— START —
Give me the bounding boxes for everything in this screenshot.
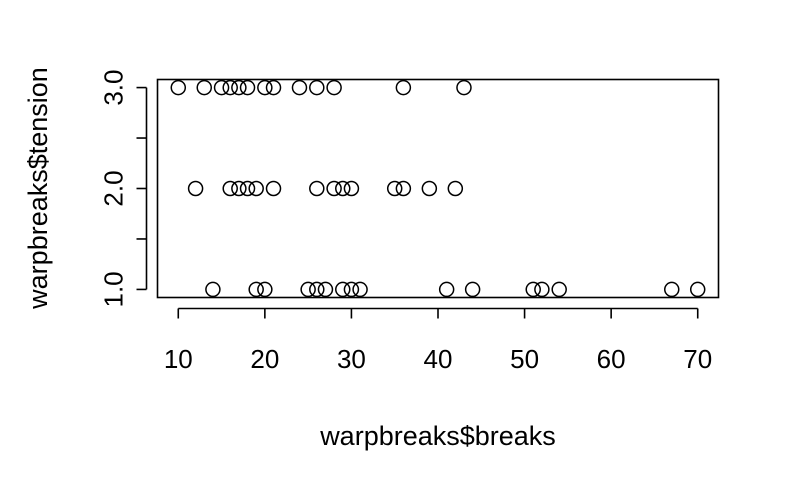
data-point bbox=[248, 281, 264, 298]
data-point bbox=[170, 79, 187, 96]
y-axis: 1.0 2.0 3.0 bbox=[99, 69, 148, 308]
data-point bbox=[335, 180, 351, 197]
data-point bbox=[222, 79, 238, 96]
x-axis-label: warpbreaks$breaks bbox=[319, 421, 556, 451]
data-point bbox=[395, 180, 412, 197]
data-point bbox=[326, 180, 342, 197]
data-point bbox=[265, 79, 282, 96]
x-tick-label: 50 bbox=[510, 344, 539, 374]
data-point bbox=[205, 281, 221, 298]
data-point bbox=[257, 281, 273, 298]
data-point bbox=[335, 281, 351, 298]
data-point bbox=[291, 79, 308, 96]
x-tick-label: 40 bbox=[424, 344, 453, 374]
x-tick-label: 20 bbox=[250, 344, 279, 374]
data-point bbox=[222, 180, 238, 197]
data-point bbox=[317, 281, 334, 298]
data-point bbox=[231, 180, 247, 197]
data-point bbox=[525, 281, 541, 298]
data-point bbox=[265, 180, 282, 197]
data-point bbox=[456, 79, 472, 96]
data-point bbox=[534, 281, 550, 298]
data-point bbox=[309, 180, 325, 197]
data-point bbox=[309, 281, 325, 298]
data-point bbox=[257, 79, 273, 96]
data-point bbox=[664, 281, 680, 298]
y-axis-label: warpbreaks$tension bbox=[23, 67, 53, 310]
data-point bbox=[343, 180, 360, 197]
data-point bbox=[689, 281, 706, 298]
data-point bbox=[213, 79, 230, 96]
data-point bbox=[438, 281, 455, 298]
data-point bbox=[343, 281, 360, 298]
data-point bbox=[386, 180, 403, 197]
data-point bbox=[395, 79, 412, 96]
x-tick-label: 70 bbox=[683, 344, 712, 374]
data-point bbox=[352, 281, 368, 298]
data-point bbox=[239, 180, 256, 197]
x-tick-label: 10 bbox=[164, 344, 193, 374]
data-point bbox=[551, 281, 567, 298]
data-point bbox=[231, 79, 247, 96]
data-point bbox=[300, 281, 316, 298]
data-point bbox=[447, 180, 464, 197]
data-point bbox=[196, 79, 212, 96]
data-points bbox=[170, 79, 706, 298]
x-tick-label: 60 bbox=[597, 344, 626, 374]
data-point bbox=[421, 180, 438, 197]
data-point bbox=[326, 79, 342, 96]
x-axis: 10 20 30 40 50 60 70 bbox=[164, 307, 712, 374]
data-point bbox=[248, 180, 264, 197]
y-tick-label: 3.0 bbox=[99, 69, 129, 105]
y-tick-label: 2.0 bbox=[99, 170, 129, 206]
x-tick-label: 30 bbox=[337, 344, 366, 374]
data-point bbox=[309, 79, 325, 96]
plot-frame bbox=[156, 78, 720, 299]
data-point bbox=[464, 281, 481, 298]
data-point bbox=[239, 79, 256, 96]
y-tick-label: 1.0 bbox=[99, 271, 129, 307]
data-point bbox=[187, 180, 204, 197]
— END —
§ TO DO
Rewrite the data from the line containing "data-point bbox=[248, 281, 264, 298]" through the line containing "data-point bbox=[231, 79, 247, 96]", both included, as a Markdown table with the columns Entry and Text. Entry gives the row number, Text gives the line, and blank lines are omitted.

§ SOLVED EXERCISE
| Entry | Text |
|---|---|
| 1 | data-point bbox=[248, 281, 264, 298] |
| 2 | data-point bbox=[170, 79, 187, 96] |
| 3 | y-axis: 1.0 2.0 3.0 bbox=[99, 69, 148, 308] |
| 4 | data-point bbox=[335, 180, 351, 197] |
| 5 | data-point bbox=[222, 79, 238, 96] |
| 6 | x-axis-label: warpbreaks$breaks bbox=[319, 421, 556, 451] |
| 7 | data-point bbox=[395, 180, 412, 197] |
| 8 | data-point bbox=[326, 180, 342, 197] |
| 9 | data-point bbox=[265, 79, 282, 96] |
| 10 | x-tick-label: 50 bbox=[510, 344, 539, 374] |
| 11 | data-point bbox=[205, 281, 221, 298] |
| 12 | data-point bbox=[257, 281, 273, 298] |
| 13 | data-point bbox=[335, 281, 351, 298] |
| 14 | data-point bbox=[291, 79, 308, 96] |
| 15 | x-tick-label: 40 bbox=[424, 344, 453, 374] |
| 16 | x-tick-label: 20 bbox=[250, 344, 279, 374] |
| 17 | data-point bbox=[222, 180, 238, 197] |
| 18 | data-point bbox=[317, 281, 334, 298] |
| 19 | data-point bbox=[231, 180, 247, 197] |
| 20 | data-point bbox=[525, 281, 541, 298] |
| 21 | data-point bbox=[265, 180, 282, 197] |
| 22 | data-point bbox=[456, 79, 472, 96] |
| 23 | data-point bbox=[534, 281, 550, 298] |
| 24 | data-point bbox=[309, 180, 325, 197] |
| 25 | data-point bbox=[309, 281, 325, 298] |
| 26 | data-point bbox=[257, 79, 273, 96] |
| 27 | data-point bbox=[664, 281, 680, 298] |
| 28 | y-axis-label: warpbreaks$tension bbox=[23, 67, 53, 310] |
| 29 | data-point bbox=[343, 180, 360, 197] |
| 30 | data-point bbox=[689, 281, 706, 298] |
| 31 | data-point bbox=[213, 79, 230, 96] |
| 32 | data-point bbox=[438, 281, 455, 298] |
| 33 | data-point bbox=[343, 281, 360, 298] |
| 34 | data-point bbox=[386, 180, 403, 197] |
| 35 | data-point bbox=[395, 79, 412, 96] |
| 36 | x-tick-label: 70 bbox=[683, 344, 712, 374] |
| 37 | data-point bbox=[352, 281, 368, 298] |
| 38 | data-point bbox=[239, 180, 256, 197] |
| 39 | x-tick-label: 10 bbox=[164, 344, 193, 374] |
| 40 | data-point bbox=[551, 281, 567, 298] |
| 41 | data-point bbox=[231, 79, 247, 96] |